Copy out the entries below, swapping every "month-tick-label" for "month-label" and keeping everything else the same. Leave the pictures out of your answer.

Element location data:
* * *

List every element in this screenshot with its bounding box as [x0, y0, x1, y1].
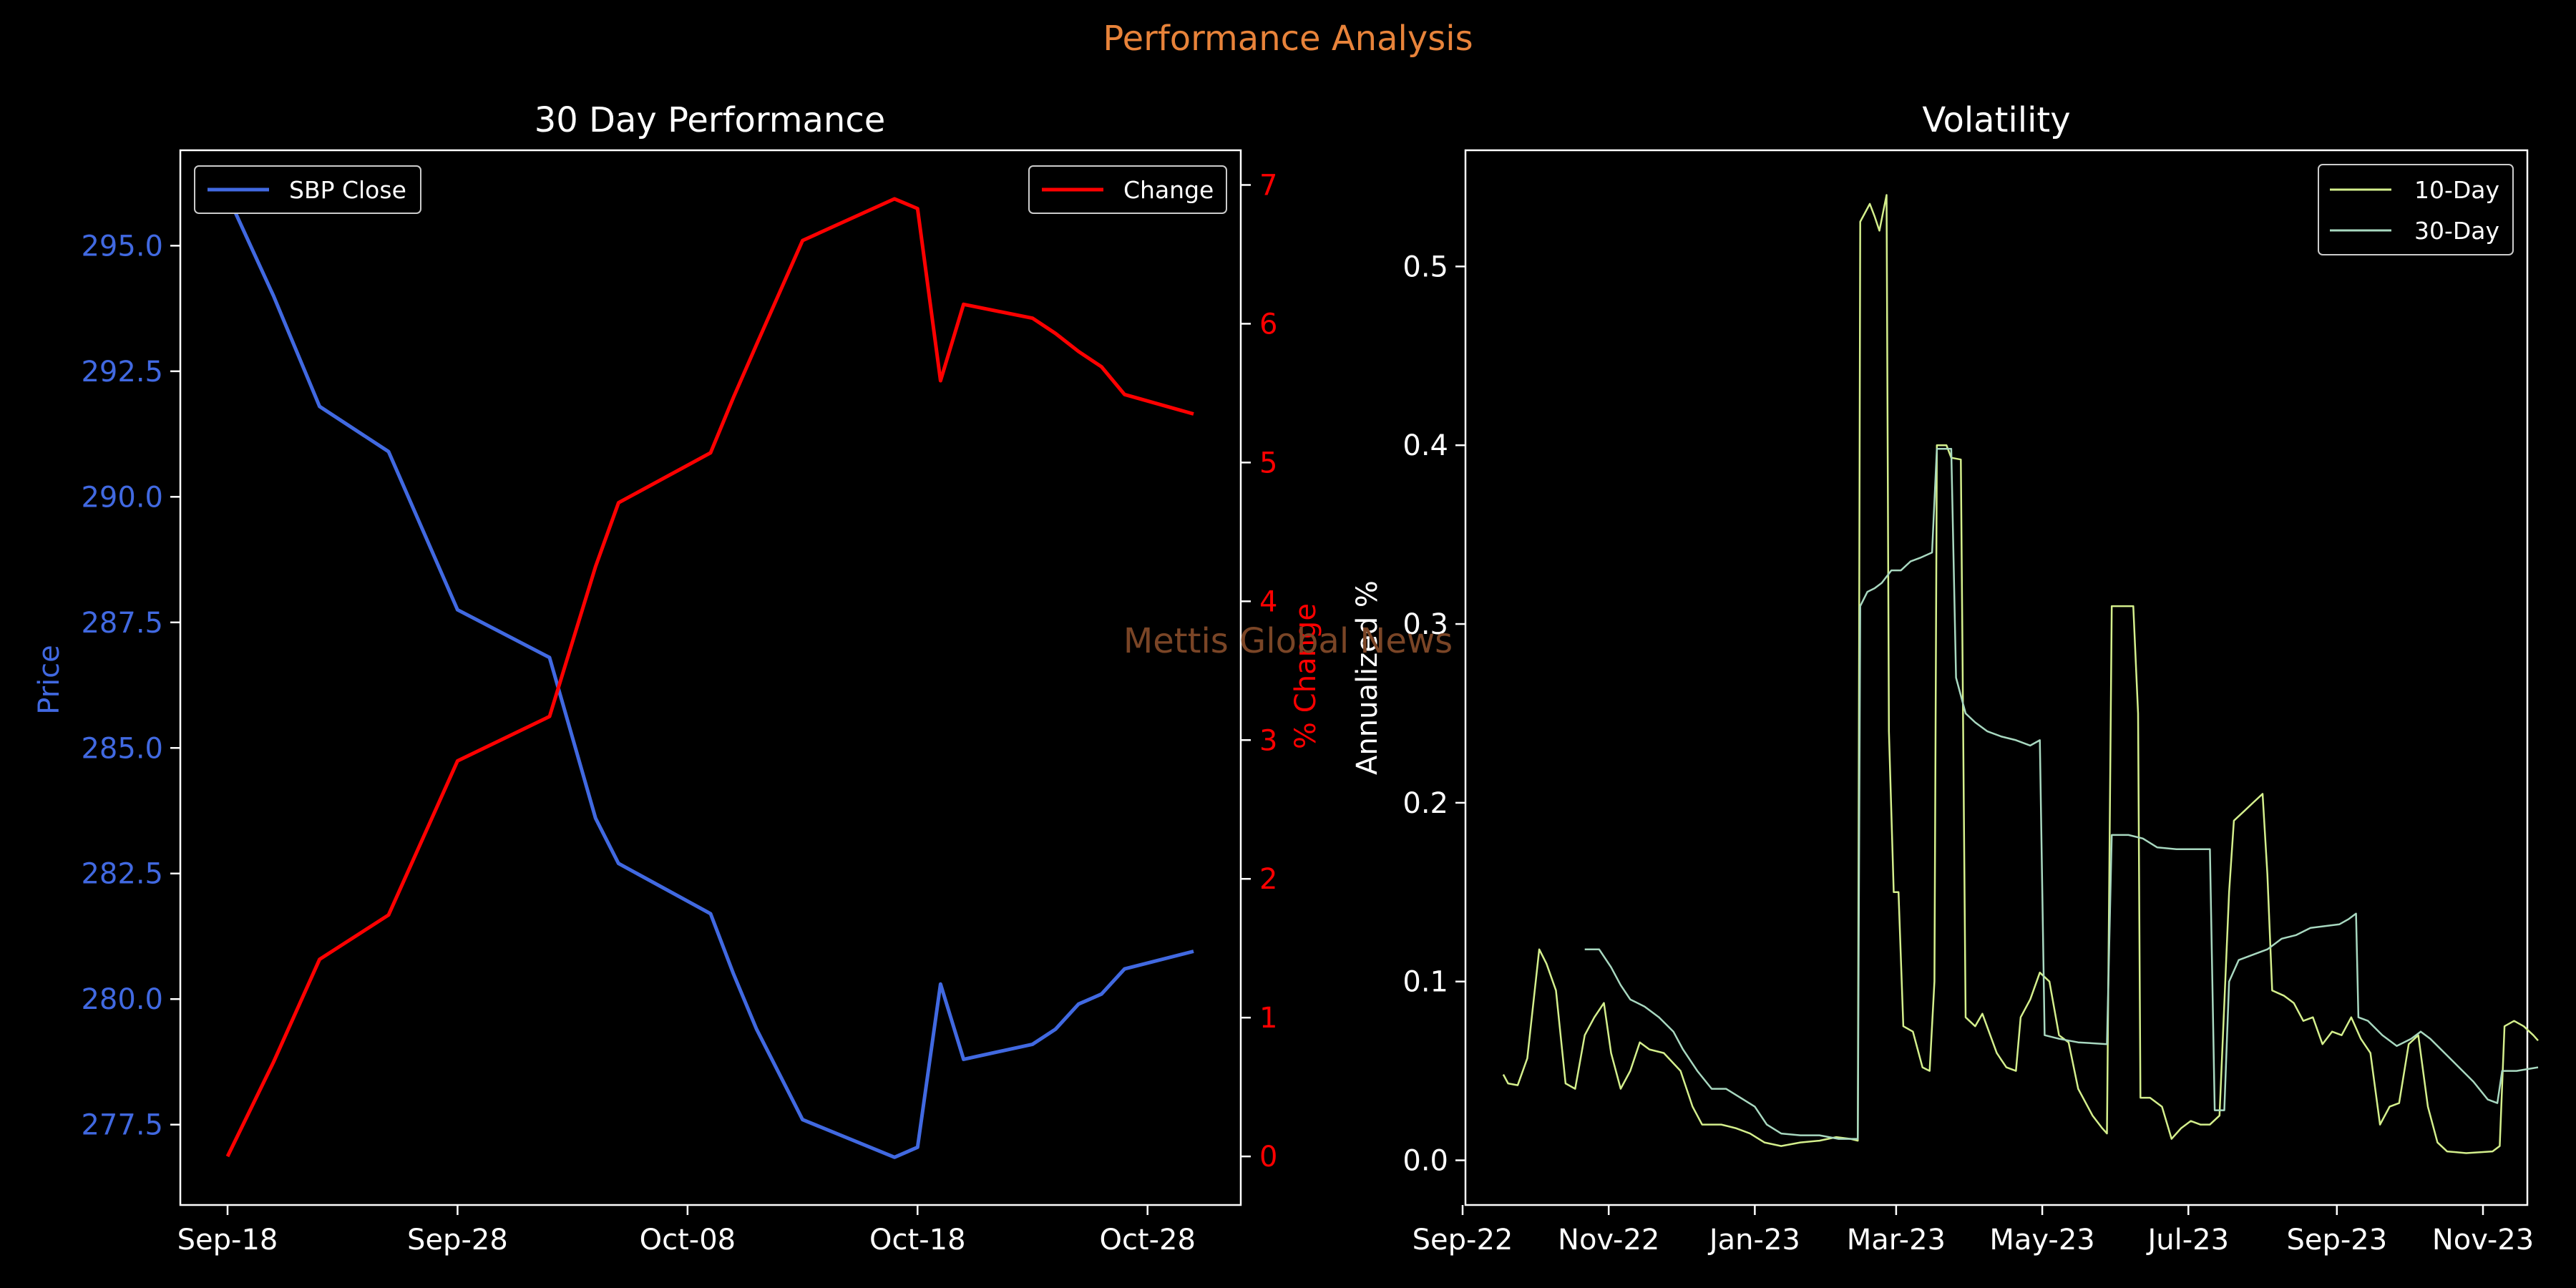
- volatility-series: [1502, 194, 2539, 1154]
- price-tick-label: 287.5: [81, 607, 163, 640]
- month-tick-label: Mar-23: [1847, 1224, 1946, 1257]
- month-tick-label: May-23: [1989, 1224, 2094, 1257]
- volatility-tick-label: 0.4: [1402, 429, 1448, 462]
- volatility-tick-label: 0.2: [1402, 787, 1448, 820]
- price-legend-label: SBP Close: [289, 176, 406, 204]
- volatility-legend: 10-Day 30-Day: [2318, 164, 2514, 255]
- price-tick-label: 295.0: [81, 230, 163, 263]
- change-tick-label: 6: [1259, 308, 1277, 341]
- change-legend-box: [1028, 165, 1227, 214]
- price-axis: 277.5 280.0 282.5 285.0 287.5 290.0 292.5 295.0: [81, 230, 180, 1142]
- month-tick-label: Jul-23: [2145, 1224, 2229, 1257]
- performance-series: [225, 195, 1194, 1159]
- thirty-day-volatility-line: [1584, 447, 2539, 1140]
- date-tick-label: Oct-08: [640, 1224, 736, 1257]
- date-tick-label: Oct-18: [869, 1224, 966, 1257]
- change-legend-label: Change: [1123, 176, 1214, 204]
- ten-day-volatility-line: [1502, 194, 2539, 1154]
- ten-day-legend-label: 10-Day: [2414, 176, 2499, 204]
- change-tick-label: 4: [1259, 585, 1277, 618]
- month-tick-label: Sep-23: [2286, 1224, 2387, 1257]
- change-tick-label: 7: [1259, 169, 1277, 202]
- price-tick-label: 290.0: [81, 481, 163, 514]
- volatility-tick-label: 0.3: [1402, 608, 1448, 641]
- volatility-y-axis: 0.0 0.1 0.2 0.3 0.4 0.5: [1402, 250, 1465, 1178]
- price-tick-label: 277.5: [81, 1109, 163, 1142]
- change-tick-label: 3: [1259, 724, 1277, 757]
- change-line: [225, 197, 1194, 1158]
- price-tick-label: 285.0: [81, 732, 163, 765]
- performance-chart-title: 30 Day Performance: [535, 100, 886, 140]
- change-tick-label: 5: [1259, 447, 1277, 479]
- volatility-chart-title: Volatility: [1922, 100, 2070, 140]
- change-tick-label: 1: [1259, 1002, 1277, 1035]
- watermark: Mettis Global News: [1123, 621, 1453, 661]
- volatility-tick-label: 0.0: [1402, 1145, 1448, 1178]
- volatility-axis-label: Annualized %: [1351, 580, 1384, 775]
- price-legend-box: [194, 165, 421, 214]
- date-tick-label: Sep-18: [177, 1224, 278, 1257]
- change-tick-label: 2: [1259, 863, 1277, 896]
- volatility-plot-frame: [1464, 149, 2529, 1206]
- price-tick-label: 292.5: [81, 356, 163, 389]
- sbp-close-line: [225, 195, 1194, 1159]
- date-axis: Sep-18 Sep-28 Oct-08 Oct-18 Oct-28: [177, 1205, 1196, 1257]
- volatility-chart: Volatility 0.0 0.1 0.2 0.3 0.4 0.5 Sep-22 Nov-…: [1351, 100, 2539, 1257]
- price-tick-label: 280.0: [81, 983, 163, 1016]
- price-axis-label: Price: [33, 645, 66, 715]
- month-tick-label: Nov-23: [2432, 1224, 2534, 1257]
- volatility-tick-label: 0.1: [1402, 966, 1448, 999]
- figure-suptitle: Performance Analysis: [1103, 19, 1473, 59]
- month-tick-label: Nov-22: [1558, 1224, 1659, 1257]
- price-tick-label: 282.5: [81, 858, 163, 891]
- month-tick-label: Sep-22: [1413, 1224, 1513, 1257]
- change-axis: 0 1 2 3 4 5 6 7: [1241, 169, 1277, 1174]
- volatility-tick-label: 0.5: [1402, 250, 1448, 283]
- performance-chart: 30 Day Performance 277.5280.0282.5285.02…: [33, 100, 1322, 1257]
- change-legend: Change: [1028, 165, 1227, 214]
- price-legend: SBP Close: [194, 165, 421, 214]
- date-tick-label: Sep-28: [407, 1224, 508, 1257]
- thirty-day-legend-label: 30-Day: [2414, 217, 2499, 245]
- change-tick-label: 0: [1259, 1141, 1277, 1174]
- performance-plot-frame: [179, 149, 1242, 1206]
- date-tick-label: Oct-28: [1099, 1224, 1196, 1257]
- change-axis-label: % Change: [1289, 603, 1322, 749]
- volatility-x-axis: Sep-22 Nov-22 Jan-23 Mar-23 May-23 Jul-23 Sep-…: [1413, 1205, 2534, 1257]
- month-tick-label: Jan-23: [1707, 1224, 1800, 1257]
- volatility-legend-box: [2318, 164, 2514, 255]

* * *

» The result
List every element in this screenshot with its bounding box as [x0, y0, x1, y1].
- volatility-series: [1502, 194, 2539, 1154]
- price-tick-label: 287.5: [81, 607, 163, 640]
- month-label: Mar-23: [1847, 1224, 1946, 1257]
- month-label: May-23: [1989, 1224, 2094, 1257]
- volatility-tick-label: 0.4: [1402, 429, 1448, 462]
- volatility-tick-label: 0.2: [1402, 787, 1448, 820]
- price-legend-label: SBP Close: [289, 176, 406, 204]
- volatility-legend: 10-Day 30-Day: [2318, 164, 2514, 255]
- price-tick-label: 295.0: [81, 230, 163, 263]
- change-tick-label: 6: [1259, 308, 1277, 341]
- change-legend-box: [1028, 165, 1227, 214]
- price-axis: 277.5 280.0 282.5 285.0 287.5 290.0 292.5 295.0: [81, 230, 180, 1142]
- month-label: Jul-23: [2145, 1224, 2229, 1257]
- performance-series: [225, 195, 1194, 1159]
- thirty-day-volatility-line: [1584, 447, 2539, 1140]
- date-tick-label: Oct-08: [640, 1224, 736, 1257]
- date-tick-label: Oct-18: [869, 1224, 966, 1257]
- change-legend-label: Change: [1123, 176, 1214, 204]
- ten-day-volatility-line: [1502, 194, 2539, 1154]
- ten-day-legend-label: 10-Day: [2414, 176, 2499, 204]
- change-tick-label: 4: [1259, 585, 1277, 618]
- month-label: Sep-23: [2286, 1224, 2387, 1257]
- change-tick-label: 7: [1259, 169, 1277, 202]
- price-tick-label: 290.0: [81, 481, 163, 514]
- volatility-tick-label: 0.3: [1402, 608, 1448, 641]
- volatility-y-axis: 0.0 0.1 0.2 0.3 0.4 0.5: [1402, 250, 1465, 1178]
- price-tick-label: 277.5: [81, 1109, 163, 1142]
- change-tick-label: 3: [1259, 724, 1277, 757]
- change-line: [225, 197, 1194, 1158]
- price-tick-label: 285.0: [81, 732, 163, 765]
- performance-chart-title: 30 Day Performance: [535, 100, 886, 140]
- change-tick-label: 5: [1259, 447, 1277, 479]
- volatility-chart-title: Volatility: [1922, 100, 2070, 140]
- change-tick-label: 1: [1259, 1002, 1277, 1035]
- watermark: Mettis Global News: [1123, 621, 1453, 661]
- volatility-tick-label: 0.0: [1402, 1145, 1448, 1178]
- volatility-axis-label: Annualized %: [1351, 580, 1384, 775]
- price-legend-box: [194, 165, 421, 214]
- date-tick-label: Sep-18: [177, 1224, 278, 1257]
- change-tick-label: 2: [1259, 863, 1277, 896]
- volatility-plot-frame: [1464, 149, 2529, 1206]
- price-tick-label: 292.5: [81, 356, 163, 389]
- sbp-close-line: [225, 195, 1194, 1159]
- date-axis: Sep-18 Sep-28 Oct-08 Oct-18 Oct-28: [177, 1205, 1196, 1257]
- volatility-chart: Volatility 0.0 0.1 0.2 0.3 0.4 0.5 Sep-22 Nov-…: [1351, 100, 2539, 1257]
- price-tick-label: 280.0: [81, 983, 163, 1016]
- price-axis-label: Price: [33, 645, 66, 715]
- month-label: Nov-23: [2432, 1224, 2534, 1257]
- volatility-tick-label: 0.1: [1402, 966, 1448, 999]
- figure-suptitle: Performance Analysis: [1103, 19, 1473, 59]
- month-label: Nov-22: [1558, 1224, 1659, 1257]
- price-tick-label: 282.5: [81, 858, 163, 891]
- month-label: Sep-22: [1413, 1224, 1513, 1257]
- change-axis: 0 1 2 3 4 5 6 7: [1241, 169, 1277, 1174]
- volatility-tick-label: 0.5: [1402, 250, 1448, 283]
- performance-chart: 30 Day Performance 277.5280.0282.5285.02…: [33, 100, 1322, 1257]
- change-legend: Change: [1028, 165, 1227, 214]
- price-legend: SBP Close: [194, 165, 421, 214]
- date-tick-label: Sep-28: [407, 1224, 508, 1257]
- thirty-day-legend-label: 30-Day: [2414, 217, 2499, 245]
- change-tick-label: 0: [1259, 1141, 1277, 1174]
- performance-plot-frame: [179, 149, 1242, 1206]
- date-tick-label: Oct-28: [1099, 1224, 1196, 1257]
- change-axis-label: % Change: [1289, 603, 1322, 749]
- volatility-x-axis: Sep-22 Nov-22 Jan-23 Mar-23 May-23 Jul-23 Sep-…: [1413, 1205, 2534, 1257]
- month-label: Jan-23: [1707, 1224, 1800, 1257]
- volatility-legend-box: [2318, 164, 2514, 255]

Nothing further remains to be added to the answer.